───── Data extracts
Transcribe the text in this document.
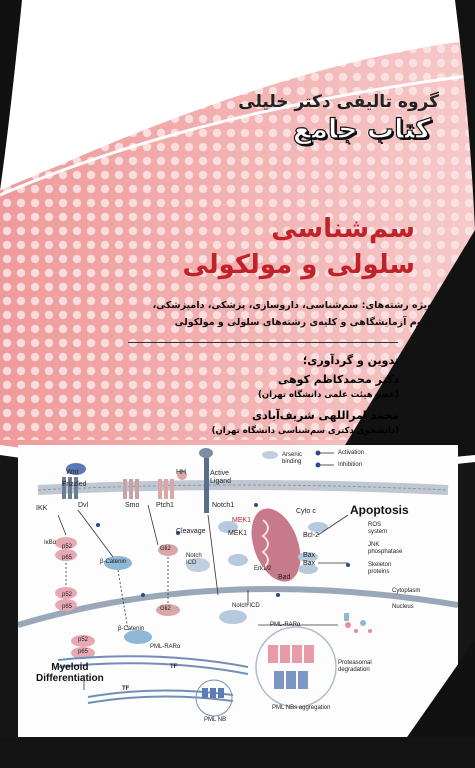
گروه تالیفی دکتر خلیلی
کتاب جامع
سم‌شناسی
سلولی و مولکولی
ویژه رشته‌های: سم‌شناسی، داروسازی، پزشکی، دامپزشکی،
علوم آزمایشگاهی و کلیه‌ی رشته‌های سلولی و مولکولی
تدوین و گردآوری؛
دکتر محمدکاظم کوهی
(عضو هیئت علمی دانشگاه تهران)
محمد امراللهی شریف‌آبادی
(دانشجوی دکتری سم‌شناسی دانشگاه تهران)
Wnt
Frizzled
Dvl
IKK	Smo Ptch1
HH	Active
Ligand
Notch1
Cleavage
Arsenic
binding
Activation
Inhibition
Apoptosis
Cyto c
MEK1
MEK1	Bcl-2
Bax
Bax
Bad
ROS
system
JNK
phosphatase
Skeleton
proteins
p52
p65
IκBα
β-Catenin
Gli2
Notch
ICD
Erk1/2
Cytoplasm
Nucleus
Notch ICD
p52
p65	Gli2
β-Catenin
p52
p65
Myeloid
Differentiation
PML-RARα
PML-RARα
TF
TF
Proteasomal
degradation
PML NB
PML NBs aggregation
──────────
> **Work order**:
Print out every record above exactly as given. Do not include the pictures.

> **Task output**:
Transcribe the text in this document.
گروه تالیفی دکتر خلیلی
کتاب جامع
سم‌شناسی
سلولی و مولکولی
ویژه رشته‌های: سم‌شناسی، داروسازی، پزشکی، دامپزشکی،
علوم آزمایشگاهی و کلیه‌ی رشته‌های سلولی و مولکولی
تدوین و گردآوری؛
دکتر محمدکاظم کوهی
(عضو هیئت علمی دانشگاه تهران)
محمد امراللهی شریف‌آبادی
(دانشجوی دکتری سم‌شناسی دانشگاه تهران)
Wnt
Frizzled
Dvl
IKK	Smo Ptch1
HH	Active
Ligand
Notch1
Cleavage
Arsenic
binding
Activation
Inhibition
Apoptosis
Cyto c
MEK1
MEK1	Bcl-2
Bax
Bax
Bad
ROS
system
JNK
phosphatase
Skeleton
proteins
p52
p65
IκBα
β-Catenin
Gli2
Notch
ICD
Erk1/2
Cytoplasm
Nucleus
Notch ICD
p52
p65	Gli2
β-Catenin
p52
p65
Myeloid
Differentiation
PML-RARα
PML-RARα
TF
TF
Proteasomal
degradation
PML NB
PML NBs aggregation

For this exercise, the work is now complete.